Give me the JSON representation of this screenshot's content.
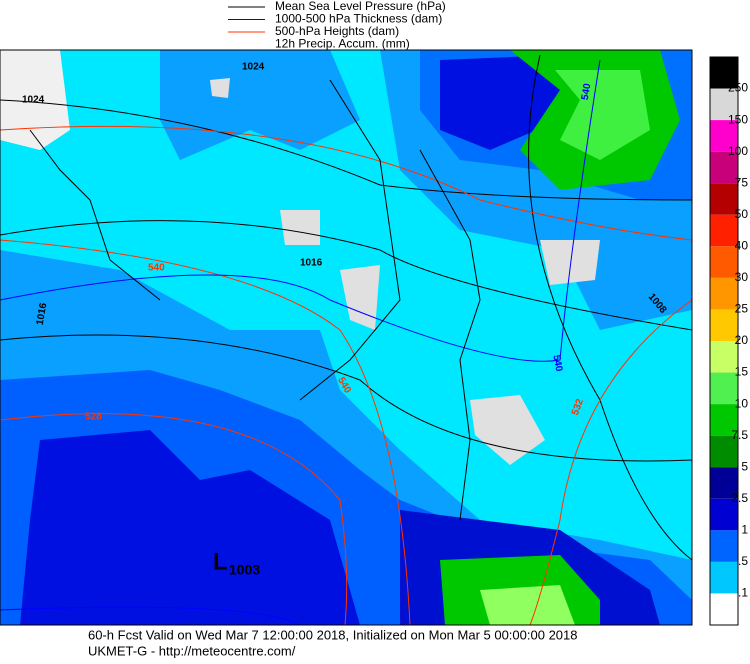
{
  "legend": [
    {
      "label": "Mean Sea Level Pressure (hPa)",
      "color": "#000000"
    },
    {
      "label": "1000-500 hPa Thickness (dam)",
      "color": "#0000ff"
    },
    {
      "label": "500-hPa Heights (dam)",
      "color": "#ff3300"
    },
    {
      "label": "12h Precip. Accum. (mm)"
    }
  ],
  "colorbar": {
    "labels": [
      "250",
      "150",
      "100",
      "75",
      "50",
      "40",
      "30",
      "25",
      "20",
      "15",
      "10",
      "7.5",
      "5",
      "2.5",
      "1",
      ".5",
      ".1"
    ],
    "colors": [
      "#000000",
      "#d8d8d8",
      "#ff00cc",
      "#c8007a",
      "#b40000",
      "#ff2000",
      "#ff5a00",
      "#ff9600",
      "#ffc800",
      "#c8ff64",
      "#50f050",
      "#00c800",
      "#008c00",
      "#000096",
      "#0000d2",
      "#0064ff",
      "#00c8ff",
      "#ffffff"
    ]
  },
  "pressure_labels": [
    "1024",
    "1024",
    "1016",
    "1016",
    "1008"
  ],
  "thickness_labels": [
    "540",
    "540"
  ],
  "height_labels": [
    "540",
    "540",
    "528",
    "532"
  ],
  "low": {
    "symbol": "L",
    "value": "1003"
  },
  "footer": {
    "line1": "60-h Fcst Valid on Wed Mar  7 12:00:00 2018, Initialized on Mon Mar  5 00:00:00 2018",
    "line2": "UKMET-G  - http://meteocentre.com/"
  }
}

→ **WORK INSTRUCTIONS**
Give back each entry exactly as it appears, with no pictures.

→ **CORRECT OUTPUT**
Give me the JSON representation of this screenshot's content.
{
  "legend": [
    {
      "label": "Mean Sea Level Pressure (hPa)",
      "color": "#000000"
    },
    {
      "label": "1000-500 hPa Thickness (dam)",
      "color": "#0000ff"
    },
    {
      "label": "500-hPa Heights (dam)",
      "color": "#ff3300"
    },
    {
      "label": "12h Precip. Accum. (mm)"
    }
  ],
  "colorbar": {
    "labels": [
      "250",
      "150",
      "100",
      "75",
      "50",
      "40",
      "30",
      "25",
      "20",
      "15",
      "10",
      "7.5",
      "5",
      "2.5",
      "1",
      ".5",
      ".1"
    ],
    "colors": [
      "#000000",
      "#d8d8d8",
      "#ff00cc",
      "#c8007a",
      "#b40000",
      "#ff2000",
      "#ff5a00",
      "#ff9600",
      "#ffc800",
      "#c8ff64",
      "#50f050",
      "#00c800",
      "#008c00",
      "#000096",
      "#0000d2",
      "#0064ff",
      "#00c8ff",
      "#ffffff"
    ]
  },
  "pressure_labels": [
    "1024",
    "1024",
    "1016",
    "1016",
    "1008"
  ],
  "thickness_labels": [
    "540",
    "540"
  ],
  "height_labels": [
    "540",
    "540",
    "528",
    "532"
  ],
  "low": {
    "symbol": "L",
    "value": "1003"
  },
  "footer": {
    "line1": "60-h Fcst Valid on Wed Mar  7 12:00:00 2018, Initialized on Mon Mar  5 00:00:00 2018",
    "line2": "UKMET-G  - http://meteocentre.com/"
  }
}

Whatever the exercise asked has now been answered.